Requirement: Repeat each line word for word.

[Rows from a dataset]
§

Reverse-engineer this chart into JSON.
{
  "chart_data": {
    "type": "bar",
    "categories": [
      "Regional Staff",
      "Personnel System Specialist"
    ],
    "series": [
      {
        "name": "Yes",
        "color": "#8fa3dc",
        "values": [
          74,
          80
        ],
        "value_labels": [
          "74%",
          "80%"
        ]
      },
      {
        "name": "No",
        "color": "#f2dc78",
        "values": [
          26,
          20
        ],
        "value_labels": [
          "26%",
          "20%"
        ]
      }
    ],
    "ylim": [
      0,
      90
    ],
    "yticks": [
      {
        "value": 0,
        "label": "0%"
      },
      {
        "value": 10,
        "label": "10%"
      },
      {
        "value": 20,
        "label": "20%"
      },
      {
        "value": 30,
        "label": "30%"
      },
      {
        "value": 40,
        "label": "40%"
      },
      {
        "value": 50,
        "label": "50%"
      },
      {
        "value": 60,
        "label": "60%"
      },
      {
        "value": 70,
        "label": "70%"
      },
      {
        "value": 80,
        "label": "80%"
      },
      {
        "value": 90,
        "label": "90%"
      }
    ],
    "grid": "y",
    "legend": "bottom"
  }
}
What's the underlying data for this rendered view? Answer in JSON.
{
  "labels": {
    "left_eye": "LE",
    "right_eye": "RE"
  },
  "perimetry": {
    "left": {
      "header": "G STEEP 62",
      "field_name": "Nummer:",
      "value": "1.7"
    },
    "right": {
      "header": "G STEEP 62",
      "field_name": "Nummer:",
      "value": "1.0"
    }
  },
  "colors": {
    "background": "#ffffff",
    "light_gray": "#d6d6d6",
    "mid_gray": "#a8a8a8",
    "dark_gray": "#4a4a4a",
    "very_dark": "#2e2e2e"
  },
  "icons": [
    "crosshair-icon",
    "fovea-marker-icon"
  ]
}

§

Answer in full:
Reverse-engineer this chart into JSON.
{
  "chart_data": {
    "type": "bar",
    "categories": [
      "Regional Staff",
      "Personnel System Specialist"
    ],
    "series": [
      {
        "name": "Yes",
        "color": "#8fa3dc",
        "values": [
          74,
          80
        ],
        "value_labels": [
          "74%",
          "80%"
        ]
      },
      {
        "name": "No",
        "color": "#f2dc78",
        "values": [
          26,
          20
        ],
        "value_labels": [
          "26%",
          "20%"
        ]
      }
    ],
    "ylim": [
      0,
      90
    ],
    "yticks": [
      {
        "value": 0,
        "label": "0%"
      },
      {
        "value": 10,
        "label": "10%"
      },
      {
        "value": 20,
        "label": "20%"
      },
      {
        "value": 30,
        "label": "30%"
      },
      {
        "value": 40,
        "label": "40%"
      },
      {
        "value": 50,
        "label": "50%"
      },
      {
        "value": 60,
        "label": "60%"
      },
      {
        "value": 70,
        "label": "70%"
      },
      {
        "value": 80,
        "label": "80%"
      },
      {
        "value": 90,
        "label": "90%"
      }
    ],
    "grid": "y",
    "legend": "bottom"
  }
}
What's the underlying data for this rendered view? Answer in JSON.
{
  "labels": {
    "left_eye": "LE",
    "right_eye": "RE"
  },
  "perimetry": {
    "left": {
      "header": "G STEEP 62",
      "field_name": "Nummer:",
      "value": "1.7"
    },
    "right": {
      "header": "G STEEP 62",
      "field_name": "Nummer:",
      "value": "1.0"
    }
  },
  "colors": {
    "background": "#ffffff",
    "light_gray": "#d6d6d6",
    "mid_gray": "#a8a8a8",
    "dark_gray": "#4a4a4a",
    "very_dark": "#2e2e2e"
  },
  "icons": [
    "crosshair-icon",
    "fovea-marker-icon"
  ]
}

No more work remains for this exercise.